== DATASET EXCERPTS
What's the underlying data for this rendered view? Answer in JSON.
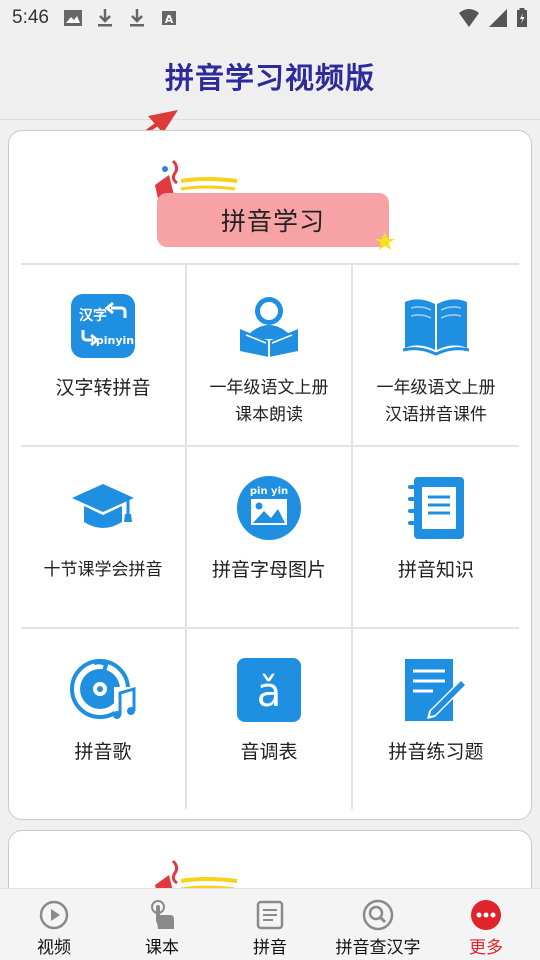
{
  "status_bar": {
    "time": "5:46",
    "icons": [
      "image-icon",
      "download-icon",
      "download-icon",
      "font-icon",
      "wifi-icon",
      "signal-icon",
      "battery-charging-icon"
    ]
  },
  "header": {
    "title": "拼音学习视频版"
  },
  "section": {
    "banner_label": "拼音学习",
    "items": [
      {
        "label": "汉字转拼音",
        "icon": "hanzi-pinyin-icon",
        "badge_top": "汉字",
        "badge_bottom": "pinyin"
      },
      {
        "label": "一年级语文上册\n课本朗读",
        "icon": "reading-person-icon"
      },
      {
        "label": "一年级语文上册\n汉语拼音课件",
        "icon": "open-book-icon"
      },
      {
        "label": "十节课学会拼音",
        "icon": "graduation-cap-icon"
      },
      {
        "label": "拼音字母图片",
        "icon": "pinyin-picture-icon",
        "badge_top": "pin yin"
      },
      {
        "label": "拼音知识",
        "icon": "notebook-icon"
      },
      {
        "label": "拼音歌",
        "icon": "music-disc-icon"
      },
      {
        "label": "音调表",
        "icon": "tone-chart-icon",
        "glyph": "ǎ"
      },
      {
        "label": "拼音练习题",
        "icon": "exercise-pencil-icon"
      }
    ]
  },
  "bottom_nav": {
    "items": [
      {
        "label": "视频",
        "icon": "play-circle-icon"
      },
      {
        "label": "课本",
        "icon": "touch-hand-icon"
      },
      {
        "label": "拼音",
        "icon": "document-icon"
      },
      {
        "label": "拼音查汉字",
        "icon": "search-icon"
      },
      {
        "label": "更多",
        "icon": "more-dots-icon"
      }
    ],
    "active_index": 4
  },
  "colors": {
    "accent_blue": "#1e8fe1",
    "title_color": "#2e2a9c",
    "banner_pink": "#f7a3a5",
    "active_red": "#e0242c"
  }
}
====
**WHAT YOU WILL DO:** Copy every entry exactly as written. Pictures are excluded.

**REPLY:**
What's the underlying data for this rendered view? Answer in JSON.
{
  "status_bar": {
    "time": "5:46",
    "icons": [
      "image-icon",
      "download-icon",
      "download-icon",
      "font-icon",
      "wifi-icon",
      "signal-icon",
      "battery-charging-icon"
    ]
  },
  "header": {
    "title": "拼音学习视频版"
  },
  "section": {
    "banner_label": "拼音学习",
    "items": [
      {
        "label": "汉字转拼音",
        "icon": "hanzi-pinyin-icon",
        "badge_top": "汉字",
        "badge_bottom": "pinyin"
      },
      {
        "label": "一年级语文上册\n课本朗读",
        "icon": "reading-person-icon"
      },
      {
        "label": "一年级语文上册\n汉语拼音课件",
        "icon": "open-book-icon"
      },
      {
        "label": "十节课学会拼音",
        "icon": "graduation-cap-icon"
      },
      {
        "label": "拼音字母图片",
        "icon": "pinyin-picture-icon",
        "badge_top": "pin yin"
      },
      {
        "label": "拼音知识",
        "icon": "notebook-icon"
      },
      {
        "label": "拼音歌",
        "icon": "music-disc-icon"
      },
      {
        "label": "音调表",
        "icon": "tone-chart-icon",
        "glyph": "ǎ"
      },
      {
        "label": "拼音练习题",
        "icon": "exercise-pencil-icon"
      }
    ]
  },
  "bottom_nav": {
    "items": [
      {
        "label": "视频",
        "icon": "play-circle-icon"
      },
      {
        "label": "课本",
        "icon": "touch-hand-icon"
      },
      {
        "label": "拼音",
        "icon": "document-icon"
      },
      {
        "label": "拼音查汉字",
        "icon": "search-icon"
      },
      {
        "label": "更多",
        "icon": "more-dots-icon"
      }
    ],
    "active_index": 4
  },
  "colors": {
    "accent_blue": "#1e8fe1",
    "title_color": "#2e2a9c",
    "banner_pink": "#f7a3a5",
    "active_red": "#e0242c"
  }
}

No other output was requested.